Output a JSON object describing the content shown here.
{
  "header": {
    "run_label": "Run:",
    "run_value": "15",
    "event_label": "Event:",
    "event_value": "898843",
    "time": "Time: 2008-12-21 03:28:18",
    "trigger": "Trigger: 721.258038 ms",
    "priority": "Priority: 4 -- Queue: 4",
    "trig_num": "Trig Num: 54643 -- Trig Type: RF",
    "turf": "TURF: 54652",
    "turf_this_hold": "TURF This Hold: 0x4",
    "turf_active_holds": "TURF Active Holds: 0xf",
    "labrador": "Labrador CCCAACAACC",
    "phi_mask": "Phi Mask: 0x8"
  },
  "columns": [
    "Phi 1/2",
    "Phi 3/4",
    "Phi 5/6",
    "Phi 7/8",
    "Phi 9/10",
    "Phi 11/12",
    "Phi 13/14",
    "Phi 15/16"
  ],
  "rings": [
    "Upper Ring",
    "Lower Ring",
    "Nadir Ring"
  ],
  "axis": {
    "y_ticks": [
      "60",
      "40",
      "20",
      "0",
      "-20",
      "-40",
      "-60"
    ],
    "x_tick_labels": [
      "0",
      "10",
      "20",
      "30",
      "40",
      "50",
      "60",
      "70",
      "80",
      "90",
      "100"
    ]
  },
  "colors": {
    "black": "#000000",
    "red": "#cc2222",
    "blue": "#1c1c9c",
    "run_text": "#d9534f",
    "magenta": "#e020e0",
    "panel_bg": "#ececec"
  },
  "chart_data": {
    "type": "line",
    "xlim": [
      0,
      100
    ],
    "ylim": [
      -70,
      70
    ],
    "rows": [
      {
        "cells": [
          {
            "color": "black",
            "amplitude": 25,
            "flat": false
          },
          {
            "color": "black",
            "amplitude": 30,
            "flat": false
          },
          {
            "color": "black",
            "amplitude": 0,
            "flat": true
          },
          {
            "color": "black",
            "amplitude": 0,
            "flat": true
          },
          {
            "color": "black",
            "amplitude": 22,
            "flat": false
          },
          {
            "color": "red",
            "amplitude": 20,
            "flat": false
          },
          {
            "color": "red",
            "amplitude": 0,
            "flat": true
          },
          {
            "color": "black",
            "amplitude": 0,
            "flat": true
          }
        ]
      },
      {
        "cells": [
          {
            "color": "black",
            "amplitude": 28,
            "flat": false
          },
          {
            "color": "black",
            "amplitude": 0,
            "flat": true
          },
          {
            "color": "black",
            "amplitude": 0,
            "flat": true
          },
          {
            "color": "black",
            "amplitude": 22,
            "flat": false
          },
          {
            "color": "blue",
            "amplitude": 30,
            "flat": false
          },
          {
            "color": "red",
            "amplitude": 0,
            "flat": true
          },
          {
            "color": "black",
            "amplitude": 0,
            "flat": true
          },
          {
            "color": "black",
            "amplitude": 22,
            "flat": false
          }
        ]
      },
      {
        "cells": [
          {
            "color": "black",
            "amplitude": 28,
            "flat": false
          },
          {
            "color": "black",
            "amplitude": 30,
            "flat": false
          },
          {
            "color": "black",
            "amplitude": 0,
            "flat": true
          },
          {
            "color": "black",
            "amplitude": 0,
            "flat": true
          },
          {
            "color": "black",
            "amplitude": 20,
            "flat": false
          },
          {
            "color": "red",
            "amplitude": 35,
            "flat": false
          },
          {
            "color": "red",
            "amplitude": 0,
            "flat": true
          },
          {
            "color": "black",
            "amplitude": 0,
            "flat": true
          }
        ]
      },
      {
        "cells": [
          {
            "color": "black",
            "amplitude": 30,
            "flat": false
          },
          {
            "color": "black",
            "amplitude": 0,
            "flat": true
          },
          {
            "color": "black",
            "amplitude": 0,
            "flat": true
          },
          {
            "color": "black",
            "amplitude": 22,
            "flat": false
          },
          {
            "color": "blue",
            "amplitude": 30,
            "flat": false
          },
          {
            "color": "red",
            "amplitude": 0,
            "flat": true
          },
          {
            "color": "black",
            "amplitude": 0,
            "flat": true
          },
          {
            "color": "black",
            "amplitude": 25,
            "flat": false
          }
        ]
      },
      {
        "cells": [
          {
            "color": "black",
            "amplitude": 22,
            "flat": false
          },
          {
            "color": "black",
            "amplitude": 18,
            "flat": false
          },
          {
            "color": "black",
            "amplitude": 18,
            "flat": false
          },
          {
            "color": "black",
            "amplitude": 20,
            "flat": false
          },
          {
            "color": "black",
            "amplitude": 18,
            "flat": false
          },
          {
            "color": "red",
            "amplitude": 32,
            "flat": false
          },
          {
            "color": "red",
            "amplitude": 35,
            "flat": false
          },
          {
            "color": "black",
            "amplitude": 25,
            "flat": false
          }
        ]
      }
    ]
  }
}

◇ ◇ ◇ ◇

Exercise details: Write out all the records above again, exactly as they stand.

Problem solution:
Output a JSON object describing the content shown here.
{
  "header": {
    "run_label": "Run:",
    "run_value": "15",
    "event_label": "Event:",
    "event_value": "898843",
    "time": "Time: 2008-12-21 03:28:18",
    "trigger": "Trigger: 721.258038 ms",
    "priority": "Priority: 4 -- Queue: 4",
    "trig_num": "Trig Num: 54643 -- Trig Type: RF",
    "turf": "TURF: 54652",
    "turf_this_hold": "TURF This Hold: 0x4",
    "turf_active_holds": "TURF Active Holds: 0xf",
    "labrador": "Labrador CCCAACAACC",
    "phi_mask": "Phi Mask: 0x8"
  },
  "columns": [
    "Phi 1/2",
    "Phi 3/4",
    "Phi 5/6",
    "Phi 7/8",
    "Phi 9/10",
    "Phi 11/12",
    "Phi 13/14",
    "Phi 15/16"
  ],
  "rings": [
    "Upper Ring",
    "Lower Ring",
    "Nadir Ring"
  ],
  "axis": {
    "y_ticks": [
      "60",
      "40",
      "20",
      "0",
      "-20",
      "-40",
      "-60"
    ],
    "x_tick_labels": [
      "0",
      "10",
      "20",
      "30",
      "40",
      "50",
      "60",
      "70",
      "80",
      "90",
      "100"
    ]
  },
  "colors": {
    "black": "#000000",
    "red": "#cc2222",
    "blue": "#1c1c9c",
    "run_text": "#d9534f",
    "magenta": "#e020e0",
    "panel_bg": "#ececec"
  },
  "chart_data": {
    "type": "line",
    "xlim": [
      0,
      100
    ],
    "ylim": [
      -70,
      70
    ],
    "rows": [
      {
        "cells": [
          {
            "color": "black",
            "amplitude": 25,
            "flat": false
          },
          {
            "color": "black",
            "amplitude": 30,
            "flat": false
          },
          {
            "color": "black",
            "amplitude": 0,
            "flat": true
          },
          {
            "color": "black",
            "amplitude": 0,
            "flat": true
          },
          {
            "color": "black",
            "amplitude": 22,
            "flat": false
          },
          {
            "color": "red",
            "amplitude": 20,
            "flat": false
          },
          {
            "color": "red",
            "amplitude": 0,
            "flat": true
          },
          {
            "color": "black",
            "amplitude": 0,
            "flat": true
          }
        ]
      },
      {
        "cells": [
          {
            "color": "black",
            "amplitude": 28,
            "flat": false
          },
          {
            "color": "black",
            "amplitude": 0,
            "flat": true
          },
          {
            "color": "black",
            "amplitude": 0,
            "flat": true
          },
          {
            "color": "black",
            "amplitude": 22,
            "flat": false
          },
          {
            "color": "blue",
            "amplitude": 30,
            "flat": false
          },
          {
            "color": "red",
            "amplitude": 0,
            "flat": true
          },
          {
            "color": "black",
            "amplitude": 0,
            "flat": true
          },
          {
            "color": "black",
            "amplitude": 22,
            "flat": false
          }
        ]
      },
      {
        "cells": [
          {
            "color": "black",
            "amplitude": 28,
            "flat": false
          },
          {
            "color": "black",
            "amplitude": 30,
            "flat": false
          },
          {
            "color": "black",
            "amplitude": 0,
            "flat": true
          },
          {
            "color": "black",
            "amplitude": 0,
            "flat": true
          },
          {
            "color": "black",
            "amplitude": 20,
            "flat": false
          },
          {
            "color": "red",
            "amplitude": 35,
            "flat": false
          },
          {
            "color": "red",
            "amplitude": 0,
            "flat": true
          },
          {
            "color": "black",
            "amplitude": 0,
            "flat": true
          }
        ]
      },
      {
        "cells": [
          {
            "color": "black",
            "amplitude": 30,
            "flat": false
          },
          {
            "color": "black",
            "amplitude": 0,
            "flat": true
          },
          {
            "color": "black",
            "amplitude": 0,
            "flat": true
          },
          {
            "color": "black",
            "amplitude": 22,
            "flat": false
          },
          {
            "color": "blue",
            "amplitude": 30,
            "flat": false
          },
          {
            "color": "red",
            "amplitude": 0,
            "flat": true
          },
          {
            "color": "black",
            "amplitude": 0,
            "flat": true
          },
          {
            "color": "black",
            "amplitude": 25,
            "flat": false
          }
        ]
      },
      {
        "cells": [
          {
            "color": "black",
            "amplitude": 22,
            "flat": false
          },
          {
            "color": "black",
            "amplitude": 18,
            "flat": false
          },
          {
            "color": "black",
            "amplitude": 18,
            "flat": false
          },
          {
            "color": "black",
            "amplitude": 20,
            "flat": false
          },
          {
            "color": "black",
            "amplitude": 18,
            "flat": false
          },
          {
            "color": "red",
            "amplitude": 32,
            "flat": false
          },
          {
            "color": "red",
            "amplitude": 35,
            "flat": false
          },
          {
            "color": "black",
            "amplitude": 25,
            "flat": false
          }
        ]
      }
    ]
  }
}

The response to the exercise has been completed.